> [Recorded information]
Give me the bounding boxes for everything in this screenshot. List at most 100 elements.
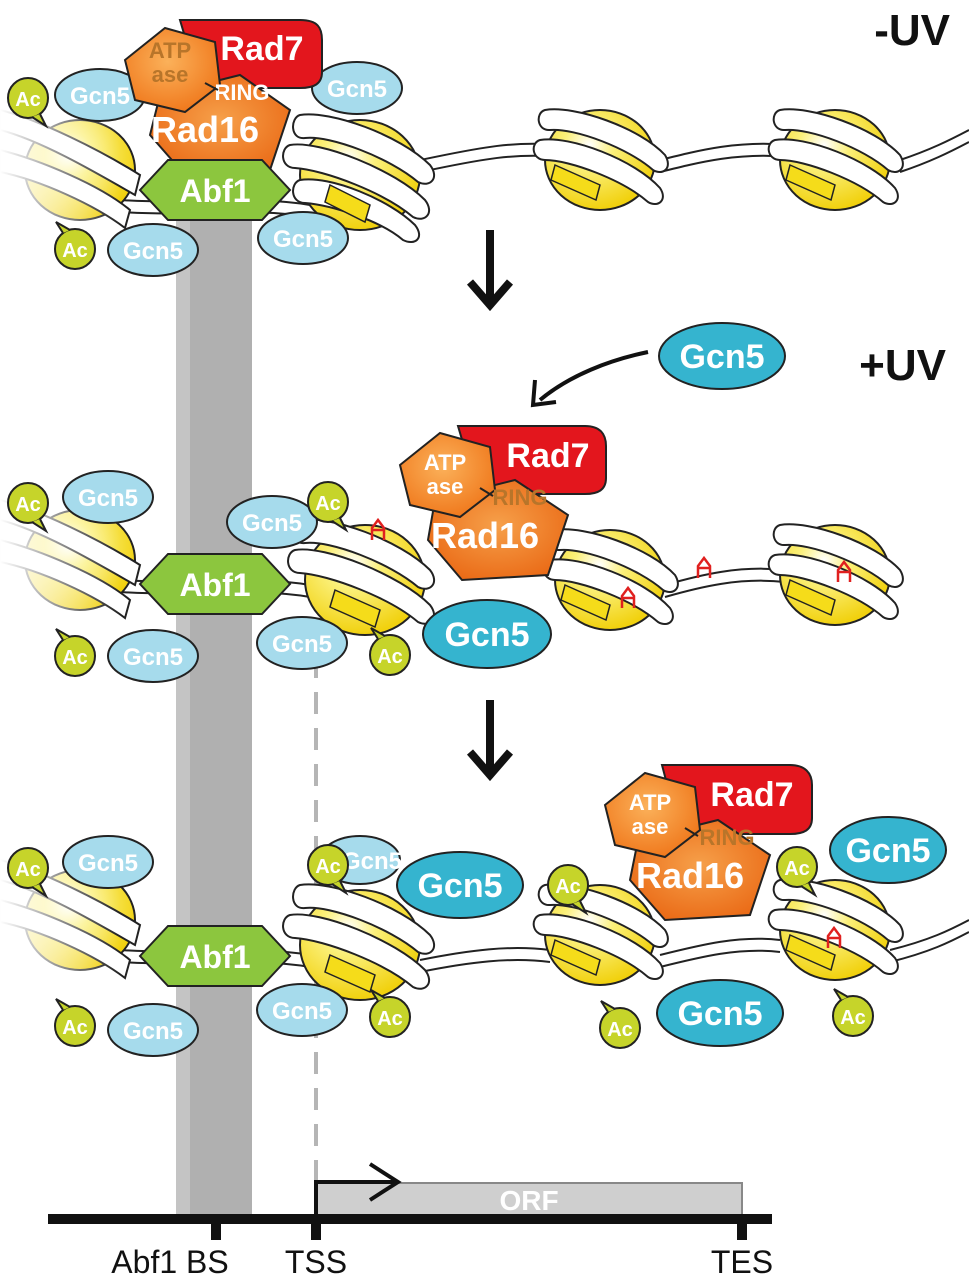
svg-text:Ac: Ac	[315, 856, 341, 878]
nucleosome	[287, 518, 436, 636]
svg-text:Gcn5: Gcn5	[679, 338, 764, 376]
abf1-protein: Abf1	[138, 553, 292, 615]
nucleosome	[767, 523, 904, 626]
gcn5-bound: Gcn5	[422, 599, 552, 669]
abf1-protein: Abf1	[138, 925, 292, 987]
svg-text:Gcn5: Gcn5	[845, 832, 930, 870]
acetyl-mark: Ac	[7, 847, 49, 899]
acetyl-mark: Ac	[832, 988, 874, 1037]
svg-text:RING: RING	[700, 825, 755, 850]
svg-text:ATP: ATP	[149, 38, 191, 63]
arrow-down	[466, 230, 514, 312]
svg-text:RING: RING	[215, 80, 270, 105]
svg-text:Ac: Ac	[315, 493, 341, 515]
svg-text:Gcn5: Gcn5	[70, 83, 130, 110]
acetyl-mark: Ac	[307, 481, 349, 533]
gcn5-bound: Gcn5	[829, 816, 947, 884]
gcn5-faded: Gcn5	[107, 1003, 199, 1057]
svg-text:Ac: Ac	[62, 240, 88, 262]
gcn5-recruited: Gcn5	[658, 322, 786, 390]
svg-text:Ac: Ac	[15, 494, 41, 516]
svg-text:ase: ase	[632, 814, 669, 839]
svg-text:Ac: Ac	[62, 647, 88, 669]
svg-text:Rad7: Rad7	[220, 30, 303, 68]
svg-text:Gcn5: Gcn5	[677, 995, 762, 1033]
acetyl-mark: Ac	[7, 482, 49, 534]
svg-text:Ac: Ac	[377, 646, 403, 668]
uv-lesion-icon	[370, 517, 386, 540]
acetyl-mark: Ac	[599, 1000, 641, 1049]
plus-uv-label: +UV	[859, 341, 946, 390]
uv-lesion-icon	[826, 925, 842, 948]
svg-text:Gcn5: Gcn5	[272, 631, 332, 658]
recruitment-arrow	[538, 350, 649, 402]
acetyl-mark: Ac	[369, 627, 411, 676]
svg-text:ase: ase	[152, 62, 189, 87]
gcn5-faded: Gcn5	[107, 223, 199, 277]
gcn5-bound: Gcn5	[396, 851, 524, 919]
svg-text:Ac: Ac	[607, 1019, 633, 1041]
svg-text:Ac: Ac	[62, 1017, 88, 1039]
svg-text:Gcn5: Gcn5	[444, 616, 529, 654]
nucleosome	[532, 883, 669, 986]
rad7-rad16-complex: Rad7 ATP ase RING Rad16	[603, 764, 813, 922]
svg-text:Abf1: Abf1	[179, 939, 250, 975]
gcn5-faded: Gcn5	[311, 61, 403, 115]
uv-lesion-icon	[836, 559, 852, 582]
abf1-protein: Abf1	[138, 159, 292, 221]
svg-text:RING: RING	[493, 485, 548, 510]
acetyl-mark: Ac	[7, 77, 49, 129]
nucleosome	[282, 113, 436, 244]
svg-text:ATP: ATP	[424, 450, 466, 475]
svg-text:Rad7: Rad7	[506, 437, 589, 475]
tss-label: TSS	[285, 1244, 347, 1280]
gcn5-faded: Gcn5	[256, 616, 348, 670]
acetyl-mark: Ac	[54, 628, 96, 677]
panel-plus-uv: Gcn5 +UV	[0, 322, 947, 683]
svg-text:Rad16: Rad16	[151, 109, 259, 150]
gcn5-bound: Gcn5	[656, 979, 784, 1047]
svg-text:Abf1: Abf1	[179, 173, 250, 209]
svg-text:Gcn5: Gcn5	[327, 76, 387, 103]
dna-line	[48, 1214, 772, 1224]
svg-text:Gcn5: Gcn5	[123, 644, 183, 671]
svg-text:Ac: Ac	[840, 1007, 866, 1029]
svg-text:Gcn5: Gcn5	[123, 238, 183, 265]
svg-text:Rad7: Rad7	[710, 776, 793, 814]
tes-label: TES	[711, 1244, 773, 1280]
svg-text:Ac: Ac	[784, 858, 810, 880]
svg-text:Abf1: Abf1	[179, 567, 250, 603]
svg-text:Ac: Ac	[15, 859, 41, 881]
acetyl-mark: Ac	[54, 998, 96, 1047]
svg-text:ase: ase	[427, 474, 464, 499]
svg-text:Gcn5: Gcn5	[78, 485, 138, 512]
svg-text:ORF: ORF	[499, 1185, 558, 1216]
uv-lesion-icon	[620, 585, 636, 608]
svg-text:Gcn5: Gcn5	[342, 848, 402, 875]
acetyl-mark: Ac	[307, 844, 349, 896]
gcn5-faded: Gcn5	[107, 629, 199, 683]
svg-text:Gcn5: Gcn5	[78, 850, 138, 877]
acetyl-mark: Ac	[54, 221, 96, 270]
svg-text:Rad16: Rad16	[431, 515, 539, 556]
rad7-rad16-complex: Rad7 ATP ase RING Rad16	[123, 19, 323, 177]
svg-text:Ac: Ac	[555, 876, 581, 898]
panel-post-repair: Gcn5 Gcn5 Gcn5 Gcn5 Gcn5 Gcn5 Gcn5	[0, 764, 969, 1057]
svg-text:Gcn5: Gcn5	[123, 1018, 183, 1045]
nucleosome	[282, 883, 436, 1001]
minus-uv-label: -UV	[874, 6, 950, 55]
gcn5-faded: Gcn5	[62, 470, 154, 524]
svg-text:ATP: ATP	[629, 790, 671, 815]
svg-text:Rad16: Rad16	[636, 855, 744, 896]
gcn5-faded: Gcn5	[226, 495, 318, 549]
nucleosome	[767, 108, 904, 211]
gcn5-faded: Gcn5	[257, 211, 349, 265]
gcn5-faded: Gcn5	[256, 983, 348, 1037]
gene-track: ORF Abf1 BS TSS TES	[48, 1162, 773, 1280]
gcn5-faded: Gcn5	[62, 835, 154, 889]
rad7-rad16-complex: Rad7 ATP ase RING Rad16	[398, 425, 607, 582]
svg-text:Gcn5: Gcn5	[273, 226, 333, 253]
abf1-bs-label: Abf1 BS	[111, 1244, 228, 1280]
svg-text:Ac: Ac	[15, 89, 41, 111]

---

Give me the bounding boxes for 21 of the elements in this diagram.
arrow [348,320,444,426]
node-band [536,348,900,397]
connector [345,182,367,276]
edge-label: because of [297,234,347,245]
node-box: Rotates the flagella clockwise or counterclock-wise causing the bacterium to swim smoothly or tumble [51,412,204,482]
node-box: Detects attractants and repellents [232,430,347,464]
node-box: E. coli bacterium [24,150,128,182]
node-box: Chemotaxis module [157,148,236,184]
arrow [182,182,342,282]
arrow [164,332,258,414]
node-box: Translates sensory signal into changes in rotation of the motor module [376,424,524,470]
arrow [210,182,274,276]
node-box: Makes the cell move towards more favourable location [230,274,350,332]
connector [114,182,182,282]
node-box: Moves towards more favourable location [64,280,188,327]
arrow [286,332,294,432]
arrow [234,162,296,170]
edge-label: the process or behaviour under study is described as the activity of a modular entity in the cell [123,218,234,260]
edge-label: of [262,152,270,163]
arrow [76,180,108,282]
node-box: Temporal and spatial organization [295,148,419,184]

> [Work to complete] Go through the listing above and return every line where the word "bounding" occurs.

> [Answer section]
Give me the bounding boxes for everything in this screenshot. List at most 100 elements.
Give me the bounding boxes for 21 of the elements in this diagram.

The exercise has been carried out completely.